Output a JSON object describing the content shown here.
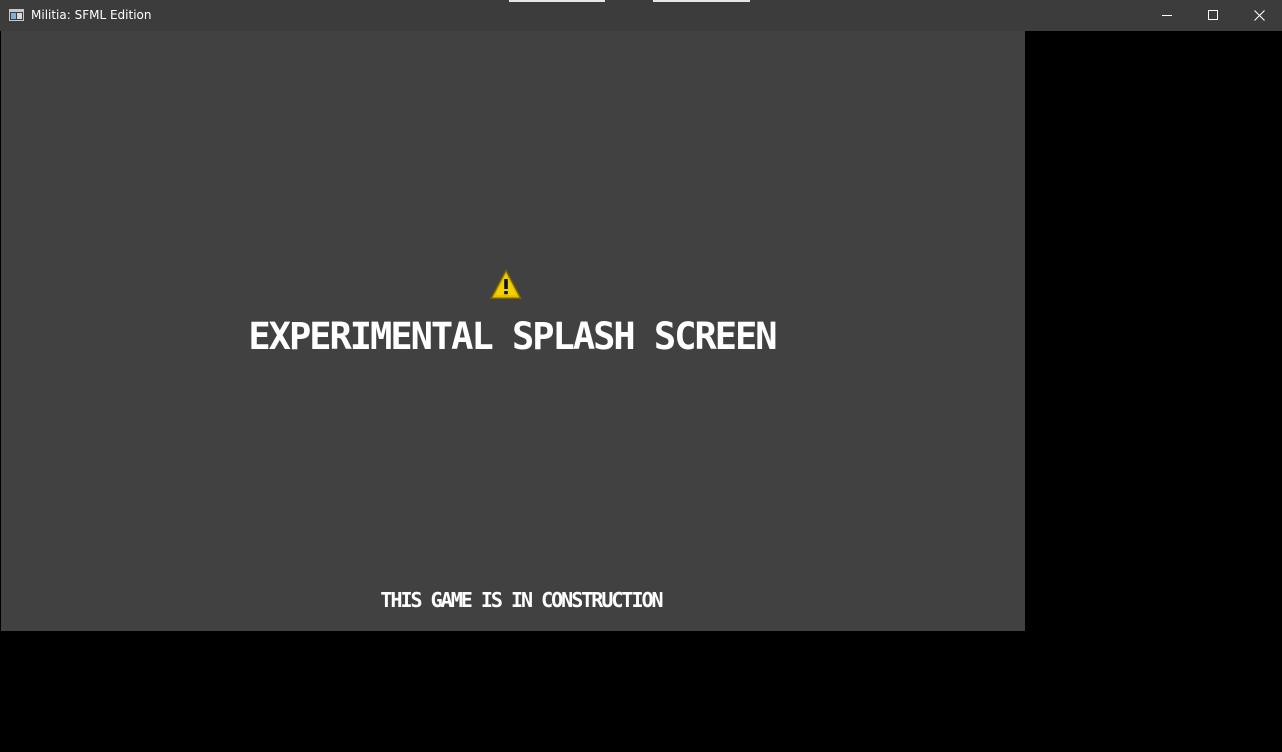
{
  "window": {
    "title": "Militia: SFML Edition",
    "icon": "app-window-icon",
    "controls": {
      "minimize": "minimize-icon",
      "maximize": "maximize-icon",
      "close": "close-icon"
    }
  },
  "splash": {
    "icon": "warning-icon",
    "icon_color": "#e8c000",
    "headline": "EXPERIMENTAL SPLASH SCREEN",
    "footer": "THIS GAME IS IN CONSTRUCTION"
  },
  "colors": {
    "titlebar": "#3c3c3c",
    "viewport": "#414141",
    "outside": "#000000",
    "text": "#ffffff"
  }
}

━━━━━━━━━━━━━━━━

◆ **Task requirements**:
The pictures should not be reproduced; quote all of the other material exactly.

◆ **Full answer**:
Output a JSON object describing the content shown here.
{
  "window": {
    "title": "Militia: SFML Edition",
    "icon": "app-window-icon",
    "controls": {
      "minimize": "minimize-icon",
      "maximize": "maximize-icon",
      "close": "close-icon"
    }
  },
  "splash": {
    "icon": "warning-icon",
    "icon_color": "#e8c000",
    "headline": "EXPERIMENTAL SPLASH SCREEN",
    "footer": "THIS GAME IS IN CONSTRUCTION"
  },
  "colors": {
    "titlebar": "#3c3c3c",
    "viewport": "#414141",
    "outside": "#000000",
    "text": "#ffffff"
  }
}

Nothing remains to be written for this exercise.